**SUPPLIED MATERIAL:**
··········

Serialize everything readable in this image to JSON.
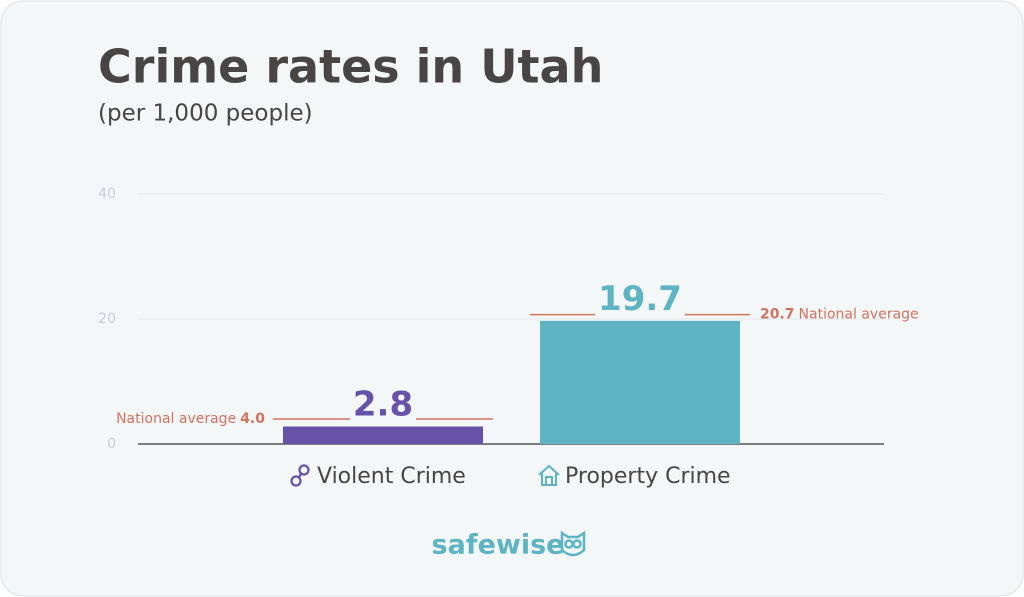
{
  "chart_data": {
    "type": "bar",
    "title": "Crime rates in Utah",
    "subtitle": "(per 1,000 people)",
    "categories": [
      "Violent Crime",
      "Property Crime"
    ],
    "values": [
      2.8,
      19.7
    ],
    "colors": [
      "#6652a9",
      "#5fb4c4"
    ],
    "national_average": {
      "label": "National average",
      "values": [
        4,
        20.7
      ],
      "value_labels": [
        "4.0",
        "20.7"
      ],
      "color": "#d2735f"
    },
    "ylim": [
      0,
      40
    ],
    "yticks": [
      0,
      20,
      40
    ],
    "grid": true,
    "logo": "safewise"
  }
}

··········

Tell how many lines in the material contain the word "Crime". Only the number is wanted.

**CORRECT RESULT:** 3